- Task instructions:
Continue the message on male genitalia rotation in syrphids, beginning after its final sentence.

- Source document:
========================================================================
[Syrphidae] Re: Male genitalia rotation

Francis Gilbert Francis.Gilbert at nottingham.ac.uk
Wed Feb 10 16:04:19 GMT 2021


I do not think the degree of rotation in syrphid genitalia is fully understood yet. I don't think it is the full 360 degrees of the Schizophora, but it is hard to be certain because of great confusion in the identification of the tergites and sternites of the postabdomen in syrphids, plus a lack of evidence.

Whether less than 360 degrees provides a bit of flexibility in mating position, I don't know. Some end-to-end matings have the male upside down, whilst others they are both upright.

If Ximo's paper is correct and end-to-end requires a different kind of rotation, then those syrphids mating like that should either have unrotated or even more rotated genitalia. However, Sphaerophoria is one of the ones that actually has been studied (Zaka-ur-Rab 1979) but unfortunately his account is also one of the hardest to understand, and probably is full of mistakes.

The crucial evidence of rotation from internal anatomy (particularly tracheae, nerves and the ejaculatory duct) are only available from Gäbler (who suggested only a 90 degree turn in Eristalis) and Griffiths (in "Syrphus", from serial sections, but not reported in detail). There is plenty of evidence from Schizophora of all three elements crossing over in segments 7-8.
========================================================================
Collected data entries:

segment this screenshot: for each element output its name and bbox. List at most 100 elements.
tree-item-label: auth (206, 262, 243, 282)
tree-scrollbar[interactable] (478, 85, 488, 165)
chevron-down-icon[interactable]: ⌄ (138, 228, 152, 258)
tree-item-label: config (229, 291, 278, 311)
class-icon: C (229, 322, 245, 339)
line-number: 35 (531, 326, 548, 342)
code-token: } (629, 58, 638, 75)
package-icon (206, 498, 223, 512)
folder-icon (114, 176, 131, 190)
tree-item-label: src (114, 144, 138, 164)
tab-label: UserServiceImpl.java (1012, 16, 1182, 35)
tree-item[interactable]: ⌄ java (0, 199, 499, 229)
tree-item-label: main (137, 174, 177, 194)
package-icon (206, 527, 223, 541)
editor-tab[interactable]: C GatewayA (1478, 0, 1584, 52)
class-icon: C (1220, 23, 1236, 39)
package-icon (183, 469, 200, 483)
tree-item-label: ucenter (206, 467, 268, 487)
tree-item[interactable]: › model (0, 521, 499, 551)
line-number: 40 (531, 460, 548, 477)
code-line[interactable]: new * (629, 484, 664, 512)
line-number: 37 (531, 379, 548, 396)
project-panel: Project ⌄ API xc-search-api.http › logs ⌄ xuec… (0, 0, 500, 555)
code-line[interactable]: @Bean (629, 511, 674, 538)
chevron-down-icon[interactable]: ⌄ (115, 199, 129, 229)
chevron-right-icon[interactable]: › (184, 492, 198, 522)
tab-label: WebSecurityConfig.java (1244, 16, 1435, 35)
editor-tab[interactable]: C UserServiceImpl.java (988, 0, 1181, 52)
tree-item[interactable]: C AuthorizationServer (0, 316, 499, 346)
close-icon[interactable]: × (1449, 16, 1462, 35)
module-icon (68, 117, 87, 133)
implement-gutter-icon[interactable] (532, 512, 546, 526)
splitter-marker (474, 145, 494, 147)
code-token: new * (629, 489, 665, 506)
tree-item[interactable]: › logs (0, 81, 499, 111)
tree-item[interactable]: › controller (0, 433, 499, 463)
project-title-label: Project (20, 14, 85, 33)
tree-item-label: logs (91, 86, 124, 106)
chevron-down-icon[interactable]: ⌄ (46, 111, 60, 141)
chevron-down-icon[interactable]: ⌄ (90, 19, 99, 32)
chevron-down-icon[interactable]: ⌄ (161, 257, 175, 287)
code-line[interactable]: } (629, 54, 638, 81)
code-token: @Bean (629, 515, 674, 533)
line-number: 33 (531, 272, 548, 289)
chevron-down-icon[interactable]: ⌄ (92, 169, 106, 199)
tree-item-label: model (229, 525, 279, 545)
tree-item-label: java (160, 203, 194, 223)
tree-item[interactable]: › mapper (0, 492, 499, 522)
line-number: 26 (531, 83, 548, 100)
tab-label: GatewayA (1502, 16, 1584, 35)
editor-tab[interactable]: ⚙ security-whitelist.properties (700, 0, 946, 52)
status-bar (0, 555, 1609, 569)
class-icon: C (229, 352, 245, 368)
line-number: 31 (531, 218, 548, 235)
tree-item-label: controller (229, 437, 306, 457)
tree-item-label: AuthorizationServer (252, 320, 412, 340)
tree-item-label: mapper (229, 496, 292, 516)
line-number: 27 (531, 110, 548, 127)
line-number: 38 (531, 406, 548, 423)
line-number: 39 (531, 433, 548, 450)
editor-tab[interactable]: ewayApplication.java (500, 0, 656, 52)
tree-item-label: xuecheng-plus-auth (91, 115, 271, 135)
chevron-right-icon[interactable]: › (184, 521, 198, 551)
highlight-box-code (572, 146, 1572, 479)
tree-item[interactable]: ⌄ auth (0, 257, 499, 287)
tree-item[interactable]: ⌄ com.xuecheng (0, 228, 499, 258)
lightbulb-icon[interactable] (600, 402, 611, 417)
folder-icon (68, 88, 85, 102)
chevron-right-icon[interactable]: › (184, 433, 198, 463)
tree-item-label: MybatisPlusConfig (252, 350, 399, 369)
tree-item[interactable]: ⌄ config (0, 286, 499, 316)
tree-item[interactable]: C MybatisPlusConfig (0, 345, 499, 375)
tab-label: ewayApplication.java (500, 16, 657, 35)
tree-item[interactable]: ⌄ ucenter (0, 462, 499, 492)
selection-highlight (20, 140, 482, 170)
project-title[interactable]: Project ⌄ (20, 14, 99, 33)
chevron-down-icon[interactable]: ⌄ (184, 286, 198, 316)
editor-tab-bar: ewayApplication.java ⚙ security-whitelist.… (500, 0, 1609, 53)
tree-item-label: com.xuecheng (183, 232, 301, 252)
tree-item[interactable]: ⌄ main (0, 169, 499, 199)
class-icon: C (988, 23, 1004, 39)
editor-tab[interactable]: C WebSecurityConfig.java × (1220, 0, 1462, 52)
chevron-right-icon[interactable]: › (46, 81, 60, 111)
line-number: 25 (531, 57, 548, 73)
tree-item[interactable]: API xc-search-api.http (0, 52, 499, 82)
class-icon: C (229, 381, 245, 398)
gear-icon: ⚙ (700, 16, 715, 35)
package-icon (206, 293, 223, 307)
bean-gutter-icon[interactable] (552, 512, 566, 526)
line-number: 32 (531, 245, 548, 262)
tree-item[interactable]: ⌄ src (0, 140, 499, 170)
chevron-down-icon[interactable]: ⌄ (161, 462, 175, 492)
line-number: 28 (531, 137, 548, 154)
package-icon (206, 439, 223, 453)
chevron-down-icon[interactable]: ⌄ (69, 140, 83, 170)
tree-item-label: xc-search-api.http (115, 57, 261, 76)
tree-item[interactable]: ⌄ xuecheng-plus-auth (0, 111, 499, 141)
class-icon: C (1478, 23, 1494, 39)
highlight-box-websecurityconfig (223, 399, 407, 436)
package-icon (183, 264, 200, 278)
========================================================================
- Answer space:
Francis

From: syrphidae-bounces at lists.nottingham.ac.uk [mailto:syrphidae-bounces at lists.nottingham.ac.uk] On Behalf Of ximo mengual sanchis
Sent: 10 February 2021 15:30
To: Hoverfly discussion list <syrphidae at lists.nottingham.ac.uk>
Subject: [Syrphidae] Male genitalia rotation

Dear all,

this publication came out a couple of years ago, and since then, I wonder if Sphaerophoria or Ornidia (whose species copulate in an end-to-end position) are examples of "reverse evolution".

https://phys.org/news/2019-02-evolutionary-rotation-genitalia-tied-success.html

Any ideas? Maybe the authors were not aware of the diversity of positions in higher Brachycera...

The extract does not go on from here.